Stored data
>>>

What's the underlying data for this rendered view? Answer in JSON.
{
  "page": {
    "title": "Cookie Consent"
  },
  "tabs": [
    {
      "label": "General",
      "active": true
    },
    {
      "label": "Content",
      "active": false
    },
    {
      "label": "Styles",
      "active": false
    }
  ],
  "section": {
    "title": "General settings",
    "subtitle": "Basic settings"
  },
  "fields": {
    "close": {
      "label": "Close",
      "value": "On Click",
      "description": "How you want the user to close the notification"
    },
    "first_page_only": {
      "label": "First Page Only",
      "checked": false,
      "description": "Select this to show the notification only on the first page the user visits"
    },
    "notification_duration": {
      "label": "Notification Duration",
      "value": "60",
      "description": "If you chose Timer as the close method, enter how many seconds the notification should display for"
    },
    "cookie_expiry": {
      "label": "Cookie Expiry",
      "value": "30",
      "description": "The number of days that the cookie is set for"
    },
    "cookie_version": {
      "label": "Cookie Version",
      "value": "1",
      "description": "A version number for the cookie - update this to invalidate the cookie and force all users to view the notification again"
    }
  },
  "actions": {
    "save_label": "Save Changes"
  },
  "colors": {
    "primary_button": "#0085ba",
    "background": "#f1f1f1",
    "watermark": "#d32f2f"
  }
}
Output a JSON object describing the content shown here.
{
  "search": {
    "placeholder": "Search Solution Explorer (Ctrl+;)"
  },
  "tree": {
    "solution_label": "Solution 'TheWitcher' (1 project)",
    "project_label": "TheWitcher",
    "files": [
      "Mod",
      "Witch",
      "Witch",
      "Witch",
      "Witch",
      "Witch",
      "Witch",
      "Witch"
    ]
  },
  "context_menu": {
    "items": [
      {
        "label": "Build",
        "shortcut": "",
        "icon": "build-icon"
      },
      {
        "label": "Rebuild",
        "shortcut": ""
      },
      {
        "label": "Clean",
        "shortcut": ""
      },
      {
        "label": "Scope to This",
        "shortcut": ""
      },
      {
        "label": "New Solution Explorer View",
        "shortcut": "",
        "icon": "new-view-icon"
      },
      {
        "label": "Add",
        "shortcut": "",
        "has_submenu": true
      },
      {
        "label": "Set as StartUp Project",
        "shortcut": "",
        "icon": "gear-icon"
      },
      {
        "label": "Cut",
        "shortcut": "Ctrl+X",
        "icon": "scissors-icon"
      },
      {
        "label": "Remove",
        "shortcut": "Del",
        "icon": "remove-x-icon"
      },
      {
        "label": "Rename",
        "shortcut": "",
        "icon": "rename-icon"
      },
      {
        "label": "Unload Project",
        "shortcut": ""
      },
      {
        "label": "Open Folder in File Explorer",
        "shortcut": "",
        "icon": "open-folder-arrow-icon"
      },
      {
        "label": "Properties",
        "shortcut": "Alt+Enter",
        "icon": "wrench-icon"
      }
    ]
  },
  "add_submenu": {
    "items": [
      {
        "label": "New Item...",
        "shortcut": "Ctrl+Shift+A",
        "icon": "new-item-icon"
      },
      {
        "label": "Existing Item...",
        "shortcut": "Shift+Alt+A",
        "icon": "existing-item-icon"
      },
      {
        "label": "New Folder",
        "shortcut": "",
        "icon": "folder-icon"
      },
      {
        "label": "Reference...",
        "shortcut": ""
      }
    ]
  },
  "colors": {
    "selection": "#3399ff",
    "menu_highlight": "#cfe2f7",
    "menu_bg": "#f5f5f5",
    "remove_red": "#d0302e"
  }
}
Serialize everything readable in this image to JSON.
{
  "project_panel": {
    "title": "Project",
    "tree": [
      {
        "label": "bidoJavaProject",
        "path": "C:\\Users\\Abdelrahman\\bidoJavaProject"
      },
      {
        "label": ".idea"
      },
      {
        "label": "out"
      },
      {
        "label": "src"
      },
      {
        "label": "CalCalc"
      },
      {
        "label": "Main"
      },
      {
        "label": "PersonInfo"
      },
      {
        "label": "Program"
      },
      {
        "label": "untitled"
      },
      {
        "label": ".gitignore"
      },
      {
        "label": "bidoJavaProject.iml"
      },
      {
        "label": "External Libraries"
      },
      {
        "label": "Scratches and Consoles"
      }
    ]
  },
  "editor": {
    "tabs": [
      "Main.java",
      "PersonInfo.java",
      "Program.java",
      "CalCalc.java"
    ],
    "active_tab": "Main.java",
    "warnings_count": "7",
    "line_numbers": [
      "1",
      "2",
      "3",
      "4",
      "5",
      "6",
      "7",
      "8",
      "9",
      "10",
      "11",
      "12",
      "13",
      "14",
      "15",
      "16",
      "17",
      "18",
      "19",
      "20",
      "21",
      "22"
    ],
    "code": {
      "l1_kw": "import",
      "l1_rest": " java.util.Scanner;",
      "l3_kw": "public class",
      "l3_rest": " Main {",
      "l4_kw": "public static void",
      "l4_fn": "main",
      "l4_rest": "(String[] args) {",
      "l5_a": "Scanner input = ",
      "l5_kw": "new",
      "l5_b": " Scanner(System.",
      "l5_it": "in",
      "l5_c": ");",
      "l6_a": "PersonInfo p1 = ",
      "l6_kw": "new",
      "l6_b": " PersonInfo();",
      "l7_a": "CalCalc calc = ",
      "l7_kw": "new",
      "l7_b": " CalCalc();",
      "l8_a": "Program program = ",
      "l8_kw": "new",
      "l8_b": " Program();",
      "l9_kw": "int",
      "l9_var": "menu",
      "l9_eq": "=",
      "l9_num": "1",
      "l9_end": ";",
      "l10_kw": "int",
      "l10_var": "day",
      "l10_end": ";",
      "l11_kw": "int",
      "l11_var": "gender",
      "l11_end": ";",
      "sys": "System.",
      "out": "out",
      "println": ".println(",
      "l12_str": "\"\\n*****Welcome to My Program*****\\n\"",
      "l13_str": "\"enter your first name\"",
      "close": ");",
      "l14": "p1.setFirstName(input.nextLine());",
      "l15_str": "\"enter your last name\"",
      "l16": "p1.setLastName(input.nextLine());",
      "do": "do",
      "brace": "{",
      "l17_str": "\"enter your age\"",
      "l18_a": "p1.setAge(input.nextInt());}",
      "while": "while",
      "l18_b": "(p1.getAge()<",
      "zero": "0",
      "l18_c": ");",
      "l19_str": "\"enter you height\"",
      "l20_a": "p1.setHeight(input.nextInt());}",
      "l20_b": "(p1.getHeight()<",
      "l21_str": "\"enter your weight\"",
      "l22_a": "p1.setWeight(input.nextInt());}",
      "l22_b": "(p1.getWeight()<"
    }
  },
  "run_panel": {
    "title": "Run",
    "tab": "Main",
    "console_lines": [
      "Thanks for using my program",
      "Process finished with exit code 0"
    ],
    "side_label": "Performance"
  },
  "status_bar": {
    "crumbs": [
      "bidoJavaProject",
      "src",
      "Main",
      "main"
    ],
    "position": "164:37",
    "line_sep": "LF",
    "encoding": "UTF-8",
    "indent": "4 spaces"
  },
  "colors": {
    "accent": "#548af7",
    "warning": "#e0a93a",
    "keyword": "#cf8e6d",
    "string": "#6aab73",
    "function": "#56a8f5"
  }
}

<<<

▸ **Exercise instructions**
Every line above should be printed again exactly as it stands.

▸ **Answer to this exercise**
What's the underlying data for this rendered view? Answer in JSON.
{
  "page": {
    "title": "Cookie Consent"
  },
  "tabs": [
    {
      "label": "General",
      "active": true
    },
    {
      "label": "Content",
      "active": false
    },
    {
      "label": "Styles",
      "active": false
    }
  ],
  "section": {
    "title": "General settings",
    "subtitle": "Basic settings"
  },
  "fields": {
    "close": {
      "label": "Close",
      "value": "On Click",
      "description": "How you want the user to close the notification"
    },
    "first_page_only": {
      "label": "First Page Only",
      "checked": false,
      "description": "Select this to show the notification only on the first page the user visits"
    },
    "notification_duration": {
      "label": "Notification Duration",
      "value": "60",
      "description": "If you chose Timer as the close method, enter how many seconds the notification should display for"
    },
    "cookie_expiry": {
      "label": "Cookie Expiry",
      "value": "30",
      "description": "The number of days that the cookie is set for"
    },
    "cookie_version": {
      "label": "Cookie Version",
      "value": "1",
      "description": "A version number for the cookie - update this to invalidate the cookie and force all users to view the notification again"
    }
  },
  "actions": {
    "save_label": "Save Changes"
  },
  "colors": {
    "primary_button": "#0085ba",
    "background": "#f1f1f1",
    "watermark": "#d32f2f"
  }
}
Output a JSON object describing the content shown here.
{
  "search": {
    "placeholder": "Search Solution Explorer (Ctrl+;)"
  },
  "tree": {
    "solution_label": "Solution 'TheWitcher' (1 project)",
    "project_label": "TheWitcher",
    "files": [
      "Mod",
      "Witch",
      "Witch",
      "Witch",
      "Witch",
      "Witch",
      "Witch",
      "Witch"
    ]
  },
  "context_menu": {
    "items": [
      {
        "label": "Build",
        "shortcut": "",
        "icon": "build-icon"
      },
      {
        "label": "Rebuild",
        "shortcut": ""
      },
      {
        "label": "Clean",
        "shortcut": ""
      },
      {
        "label": "Scope to This",
        "shortcut": ""
      },
      {
        "label": "New Solution Explorer View",
        "shortcut": "",
        "icon": "new-view-icon"
      },
      {
        "label": "Add",
        "shortcut": "",
        "has_submenu": true
      },
      {
        "label": "Set as StartUp Project",
        "shortcut": "",
        "icon": "gear-icon"
      },
      {
        "label": "Cut",
        "shortcut": "Ctrl+X",
        "icon": "scissors-icon"
      },
      {
        "label": "Remove",
        "shortcut": "Del",
        "icon": "remove-x-icon"
      },
      {
        "label": "Rename",
        "shortcut": "",
        "icon": "rename-icon"
      },
      {
        "label": "Unload Project",
        "shortcut": ""
      },
      {
        "label": "Open Folder in File Explorer",
        "shortcut": "",
        "icon": "open-folder-arrow-icon"
      },
      {
        "label": "Properties",
        "shortcut": "Alt+Enter",
        "icon": "wrench-icon"
      }
    ]
  },
  "add_submenu": {
    "items": [
      {
        "label": "New Item...",
        "shortcut": "Ctrl+Shift+A",
        "icon": "new-item-icon"
      },
      {
        "label": "Existing Item...",
        "shortcut": "Shift+Alt+A",
        "icon": "existing-item-icon"
      },
      {
        "label": "New Folder",
        "shortcut": "",
        "icon": "folder-icon"
      },
      {
        "label": "Reference...",
        "shortcut": ""
      }
    ]
  },
  "colors": {
    "selection": "#3399ff",
    "menu_highlight": "#cfe2f7",
    "menu_bg": "#f5f5f5",
    "remove_red": "#d0302e"
  }
}
Serialize everything readable in this image to JSON.
{
  "project_panel": {
    "title": "Project",
    "tree": [
      {
        "label": "bidoJavaProject",
        "path": "C:\\Users\\Abdelrahman\\bidoJavaProject"
      },
      {
        "label": ".idea"
      },
      {
        "label": "out"
      },
      {
        "label": "src"
      },
      {
        "label": "CalCalc"
      },
      {
        "label": "Main"
      },
      {
        "label": "PersonInfo"
      },
      {
        "label": "Program"
      },
      {
        "label": "untitled"
      },
      {
        "label": ".gitignore"
      },
      {
        "label": "bidoJavaProject.iml"
      },
      {
        "label": "External Libraries"
      },
      {
        "label": "Scratches and Consoles"
      }
    ]
  },
  "editor": {
    "tabs": [
      "Main.java",
      "PersonInfo.java",
      "Program.java",
      "CalCalc.java"
    ],
    "active_tab": "Main.java",
    "warnings_count": "7",
    "line_numbers": [
      "1",
      "2",
      "3",
      "4",
      "5",
      "6",
      "7",
      "8",
      "9",
      "10",
      "11",
      "12",
      "13",
      "14",
      "15",
      "16",
      "17",
      "18",
      "19",
      "20",
      "21",
      "22"
    ],
    "code": {
      "l1_kw": "import",
      "l1_rest": " java.util.Scanner;",
      "l3_kw": "public class",
      "l3_rest": " Main {",
      "l4_kw": "public static void",
      "l4_fn": "main",
      "l4_rest": "(String[] args) {",
      "l5_a": "Scanner input = ",
      "l5_kw": "new",
      "l5_b": " Scanner(System.",
      "l5_it": "in",
      "l5_c": ");",
      "l6_a": "PersonInfo p1 = ",
      "l6_kw": "new",
      "l6_b": " PersonInfo();",
      "l7_a": "CalCalc calc = ",
      "l7_kw": "new",
      "l7_b": " CalCalc();",
      "l8_a": "Program program = ",
      "l8_kw": "new",
      "l8_b": " Program();",
      "l9_kw": "int",
      "l9_var": "menu",
      "l9_eq": "=",
      "l9_num": "1",
      "l9_end": ";",
      "l10_kw": "int",
      "l10_var": "day",
      "l10_end": ";",
      "l11_kw": "int",
      "l11_var": "gender",
      "l11_end": ";",
      "sys": "System.",
      "out": "out",
      "println": ".println(",
      "l12_str": "\"\\n*****Welcome to My Program*****\\n\"",
      "l13_str": "\"enter your first name\"",
      "close": ");",
      "l14": "p1.setFirstName(input.nextLine());",
      "l15_str": "\"enter your last name\"",
      "l16": "p1.setLastName(input.nextLine());",
      "do": "do",
      "brace": "{",
      "l17_str": "\"enter your age\"",
      "l18_a": "p1.setAge(input.nextInt());}",
      "while": "while",
      "l18_b": "(p1.getAge()<",
      "zero": "0",
      "l18_c": ");",
      "l19_str": "\"enter you height\"",
      "l20_a": "p1.setHeight(input.nextInt());}",
      "l20_b": "(p1.getHeight()<",
      "l21_str": "\"enter your weight\"",
      "l22_a": "p1.setWeight(input.nextInt());}",
      "l22_b": "(p1.getWeight()<"
    }
  },
  "run_panel": {
    "title": "Run",
    "tab": "Main",
    "console_lines": [
      "Thanks for using my program",
      "Process finished with exit code 0"
    ],
    "side_label": "Performance"
  },
  "status_bar": {
    "crumbs": [
      "bidoJavaProject",
      "src",
      "Main",
      "main"
    ],
    "position": "164:37",
    "line_sep": "LF",
    "encoding": "UTF-8",
    "indent": "4 spaces"
  },
  "colors": {
    "accent": "#548af7",
    "warning": "#e0a93a",
    "keyword": "#cf8e6d",
    "string": "#6aab73",
    "function": "#56a8f5"
  }
}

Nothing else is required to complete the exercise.